— Instructions for the task —
Tell how many lines include the string "want". Answer with a single number.

— Data shown —
##############################

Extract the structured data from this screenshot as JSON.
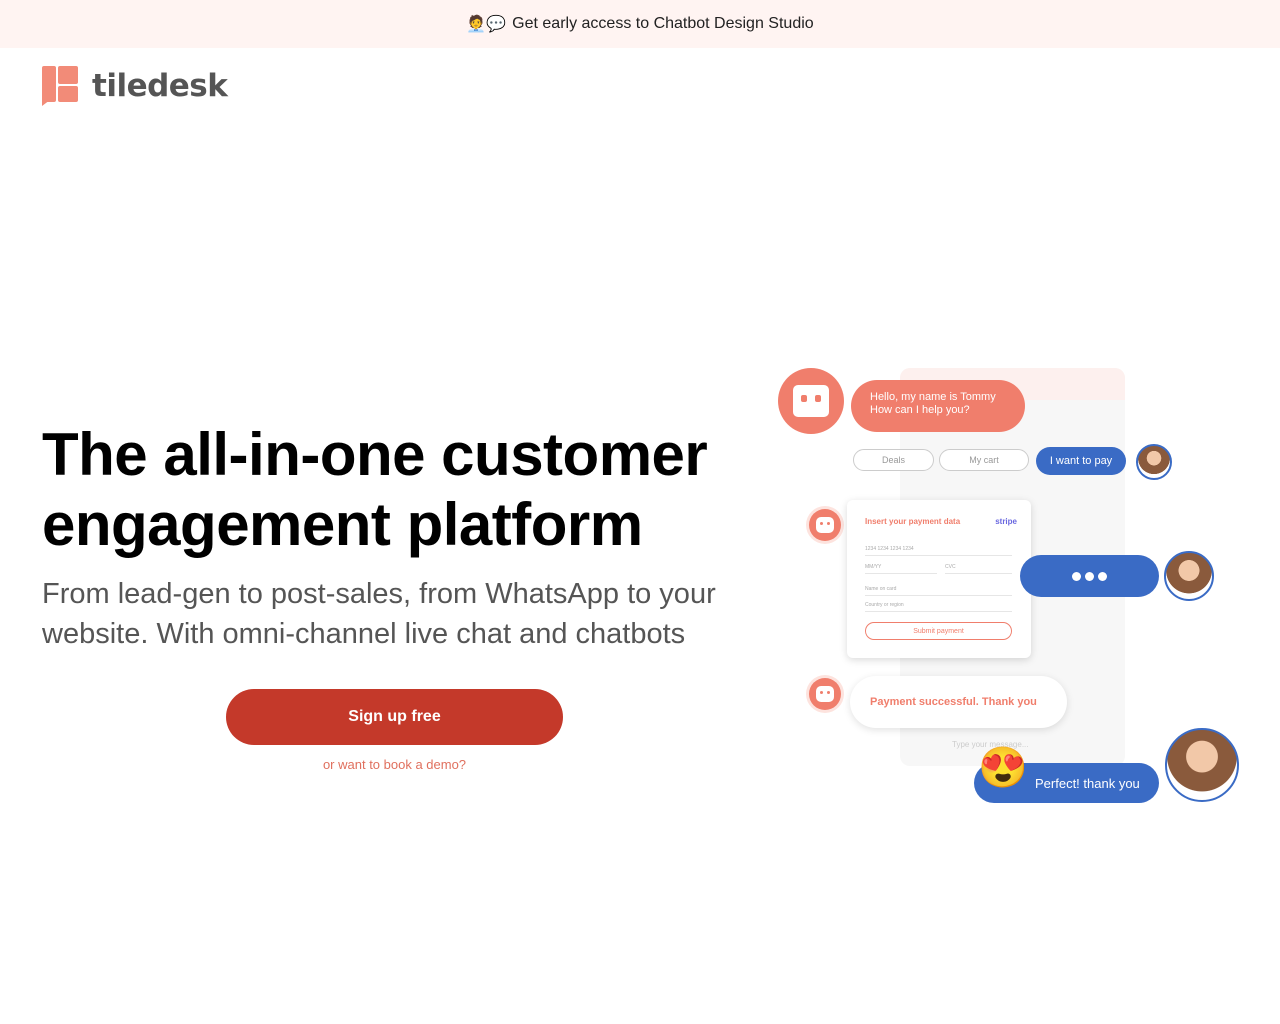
{
  "banner": {
    "emoji": "🧑‍💼💬",
    "text": "Get early access to Chatbot Design Studio"
  },
  "logo": {
    "text": "tiledesk"
  },
  "hero": {
    "title": "The all-in-one customer engagement platform",
    "subtitle": "From lead-gen to post-sales, from WhatsApp to your website. With omni-channel live chat and chatbots",
    "signup_label": "Sign up free",
    "demo_label": "or want to book a demo?"
  },
  "illustration": {
    "bot_greeting_line1": "Hello, my name is Tommy",
    "bot_greeting_line2": "How can I help you?",
    "chips": [
      "Deals",
      "My cart"
    ],
    "user_choice": "I want to pay",
    "payment_card": {
      "title": "Insert your payment data",
      "brand": "stripe",
      "card_number_placeholder": "1234 1234 1234 1234",
      "expiry_placeholder": "MM/YY",
      "cvc_placeholder": "CVC",
      "name_placeholder": "Name on card",
      "country_placeholder": "Country or region",
      "submit_label": "Submit payment"
    },
    "success_message": "Payment successful. Thank you",
    "input_placeholder": "Type your message...",
    "user_reply": "Perfect! thank you",
    "reply_emoji": "😍"
  },
  "colors": {
    "brand": "#f07e6c",
    "cta": "#c4392a",
    "user_bubble": "#3a6bc5",
    "banner_bg": "#fff4f2"
  }
}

##############################

— Reply —
2